─── Stored data

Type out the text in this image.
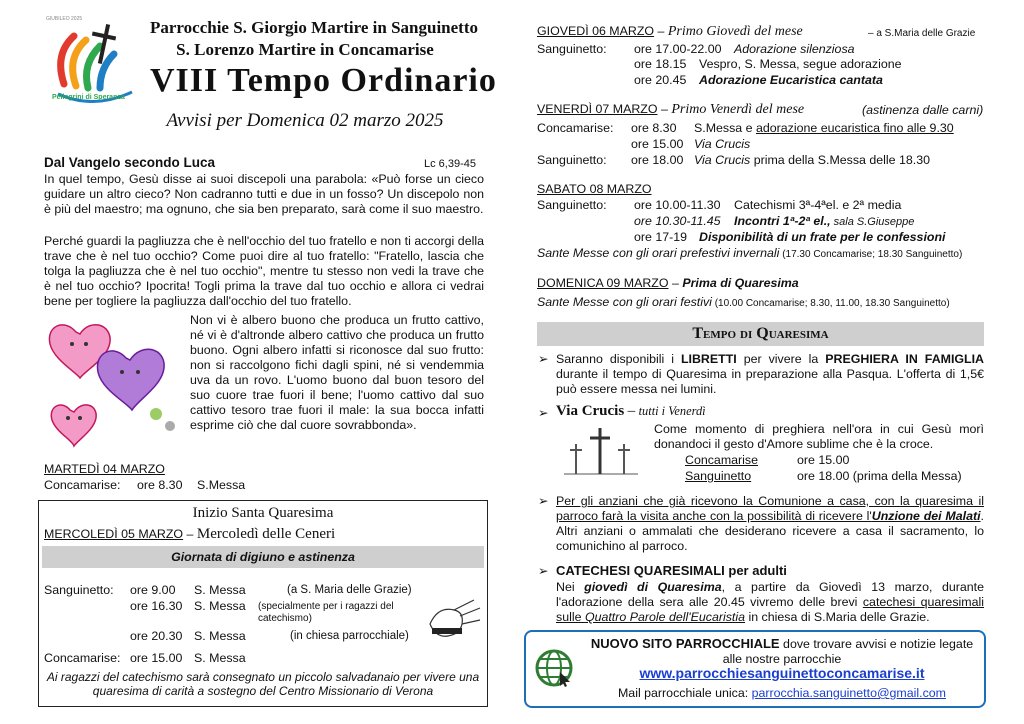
Pellegrini di Speranza
GIUBILEO 2025	Parrocchie S. Giorgio Martire in Sanguinetto
S. Lorenzo Martire in Concamarise
VIII Tempo Ordinario
Avvisi per Domenica 02 marzo 2025
Dal Vangelo secondo Luca	Lc 6,39-45
In quel tempo, Gesù disse ai suoi discepoli una parabola: «Può forse un cieco guidare un altro cieco? Non cadranno tutti e due in un fosso? Un discepolo non è più del maestro; ma ognuno, che sia ben preparato, sarà come il suo maestro.
Perché guardi la pagliuzza che è nell'occhio del tuo fratello e non ti accorgi della trave che è nel tuo occhio? Come puoi dire al tuo fratello: "Fratello, lascia che tolga la pagliuzza che è nel tuo occhio", mentre tu stesso non vedi la trave che è nel tuo occhio? Ipocrita! Togli prima la trave dal tuo occhio e allora ci vedrai bene per togliere la pagliuzza dall'occhio del tuo fratello.
Non vi è albero buono che produca un frutto cattivo, né vi è d'altronde albero cattivo che produca un frutto buono. Ogni albero infatti si riconosce dal suo frutto: non si raccolgono fichi dagli spini, né si vendemmia uva da un rovo. L'uomo buono dal buon tesoro del suo cuore trae fuori il bene; l'uomo cattivo dal suo cattivo tesoro trae fuori il male: la sua bocca infatti esprime ciò che dal cuore sovrabbonda».
MARTEDÌ 04 MARZO
Concamarise: ore 8.30 S.Messa
Inizio Santa Quaresima
MERCOLEDÌ 05 MARZO – Mercoledì delle Ceneri
Giornata di digiuno e astinenza
Sanguinetto: ore 9.00 S. Messa	(a S. Maria delle Grazie)
ore 16.30 S. Messa (specialmente per i ragazzi del catechismo)
ore 20.30 S. Messa	(in chiesa parrocchiale)
Concamarise: ore 15.00 S. Messa
Ai ragazzi del catechismo sarà consegnato un piccolo salvadanaio per vivere una quaresima di carità a sostegno del Centro Missionario di Verona
GIOVEDÌ 06 MARZO – Primo Giovedì del mese	– a S.Maria delle Grazie
Sanguinetto: ore 17.00-22.00 Adorazione silenziosa
ore 18.15 Vespro, S. Messa, segue adorazione
ore 20.45 Adorazione Eucaristica cantata
VENERDÌ 07 MARZO – Primo Venerdì del mese	(astinenza dalle carni)
Concamarise: ore 8.30 S.Messa e adorazione eucaristica fino alle 9.30
ore 15.00 Via Crucis
Sanguinetto: ore 18.00 Via Crucis prima della S.Messa delle 18.30
SABATO 08 MARZO
Sanguinetto: ore 10.00-11.30 Catechismi 3ª-4ªel. e 2ª media
ore 10.30-11.45 Incontri 1ª-2ª el., sala S.Giuseppe
ore 17-19 Disponibilità di un frate per le confessioni
Sante Messe con gli orari prefestivi invernali (17.30 Concamarise; 18.30 Sanguinetto)
DOMENICA 09 MARZO – Prima di Quaresima
Sante Messe con gli orari festivi (10.00 Concamarise; 8.30, 11.00, 18.30 Sanguinetto)
Tempo di Quaresima
➢ Saranno disponibili i LIBRETTI per vivere la PREGHIERA IN FAMIGLIA durante il tempo di Quaresima in preparazione alla Pasqua. L'offerta di 1,5€ può essere messa nei lumini.
➢ Via Crucis – tutti i Venerdì
Come momento di preghiera nell'ora in cui Gesù morì donandoci il gesto d'Amore sublime che è la croce.
Concamarise	ore 15.00
Sanguinetto	ore 18.00 (prima della Messa)
➢ Per gli anziani che già ricevono la Comunione a casa, con la quaresima il parroco farà la visita anche con la possibilità di ricevere l'Unzione dei Malati. Altri anziani o ammalati che desiderano ricevere a casa il sacramento, lo comunichino al parroco.
➢ CATECHESI QUARESIMALI per adulti
Nei giovedì di Quaresima, a partire da Giovedì 13 marzo, durante l'adorazione della sera alle 20.45 vivremo delle brevi catechesi quaresimali sulle Quattro Parole dell'Eucaristia in chiesa di S.Maria delle Grazie.
NUOVO SITO PARROCCHIALE dove trovare avvisi e notizie legate alle nostre parrocchie
www.parrocchiesanguinettoconcamarise.it
Mail parrocchiale unica: parrocchia.sanguinetto@gmail.com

──────

Return each line of the data that contains the string "astinenza".

Giornata di digiuno e astinenza
VENERDÌ 07 MARZO – Primo Venerdì del mese	(astinenza dalle carni)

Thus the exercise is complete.